┌─ Data rows

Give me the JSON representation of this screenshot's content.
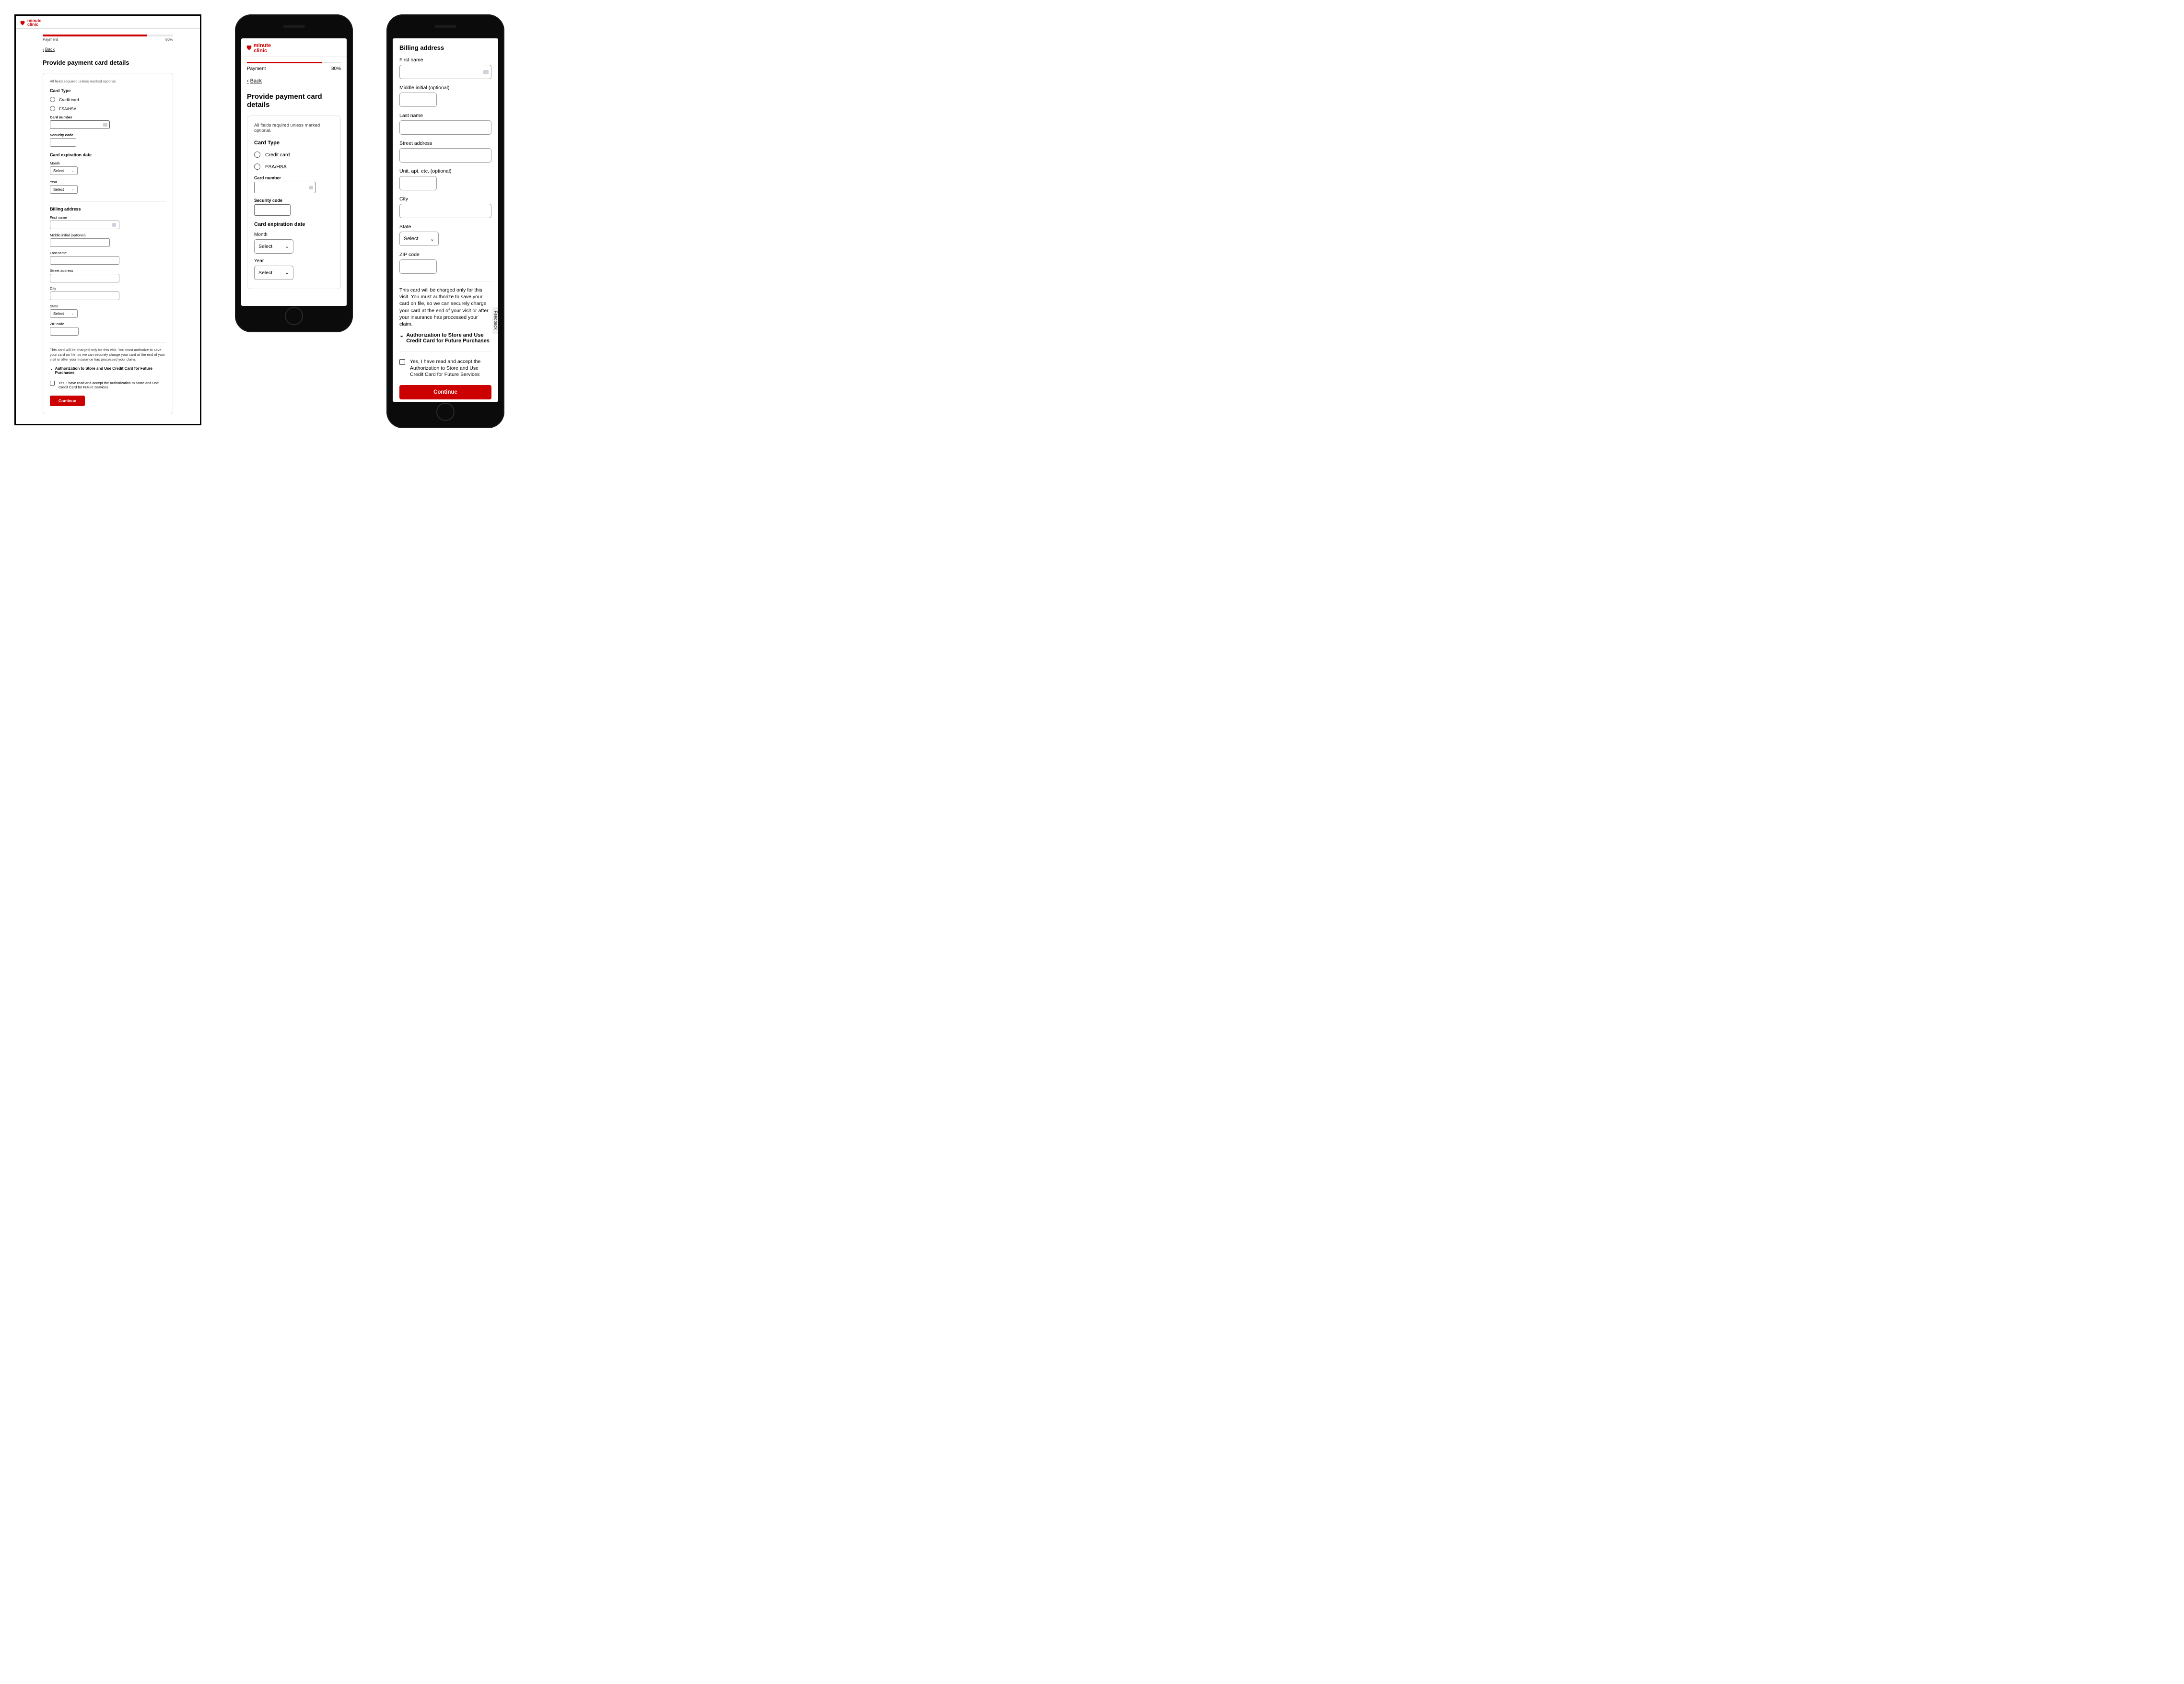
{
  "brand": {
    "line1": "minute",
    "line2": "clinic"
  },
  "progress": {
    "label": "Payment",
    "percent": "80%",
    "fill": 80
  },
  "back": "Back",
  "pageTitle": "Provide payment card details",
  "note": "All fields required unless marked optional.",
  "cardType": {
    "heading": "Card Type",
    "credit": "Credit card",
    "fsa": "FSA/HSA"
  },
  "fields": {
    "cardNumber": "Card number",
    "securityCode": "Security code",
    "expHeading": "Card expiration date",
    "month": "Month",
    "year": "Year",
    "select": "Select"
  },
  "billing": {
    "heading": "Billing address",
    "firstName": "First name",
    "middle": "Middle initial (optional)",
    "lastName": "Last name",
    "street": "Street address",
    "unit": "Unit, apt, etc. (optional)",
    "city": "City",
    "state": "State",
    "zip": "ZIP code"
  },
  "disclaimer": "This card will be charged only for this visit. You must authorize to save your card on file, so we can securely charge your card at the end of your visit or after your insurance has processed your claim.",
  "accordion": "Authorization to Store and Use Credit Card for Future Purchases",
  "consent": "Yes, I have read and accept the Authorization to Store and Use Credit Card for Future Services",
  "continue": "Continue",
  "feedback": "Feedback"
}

└─

* _What is expected_:
Pictures excluded, quote all the data above exactly.

* _Task solution_:
Give me the JSON representation of this screenshot's content.
{
  "brand": {
    "line1": "minute",
    "line2": "clinic"
  },
  "progress": {
    "label": "Payment",
    "percent": "80%",
    "fill": 80
  },
  "back": "Back",
  "pageTitle": "Provide payment card details",
  "note": "All fields required unless marked optional.",
  "cardType": {
    "heading": "Card Type",
    "credit": "Credit card",
    "fsa": "FSA/HSA"
  },
  "fields": {
    "cardNumber": "Card number",
    "securityCode": "Security code",
    "expHeading": "Card expiration date",
    "month": "Month",
    "year": "Year",
    "select": "Select"
  },
  "billing": {
    "heading": "Billing address",
    "firstName": "First name",
    "middle": "Middle initial (optional)",
    "lastName": "Last name",
    "street": "Street address",
    "unit": "Unit, apt, etc. (optional)",
    "city": "City",
    "state": "State",
    "zip": "ZIP code"
  },
  "disclaimer": "This card will be charged only for this visit. You must authorize to save your card on file, so we can securely charge your card at the end of your visit or after your insurance has processed your claim.",
  "accordion": "Authorization to Store and Use Credit Card for Future Purchases",
  "consent": "Yes, I have read and accept the Authorization to Store and Use Credit Card for Future Services",
  "continue": "Continue",
  "feedback": "Feedback"
}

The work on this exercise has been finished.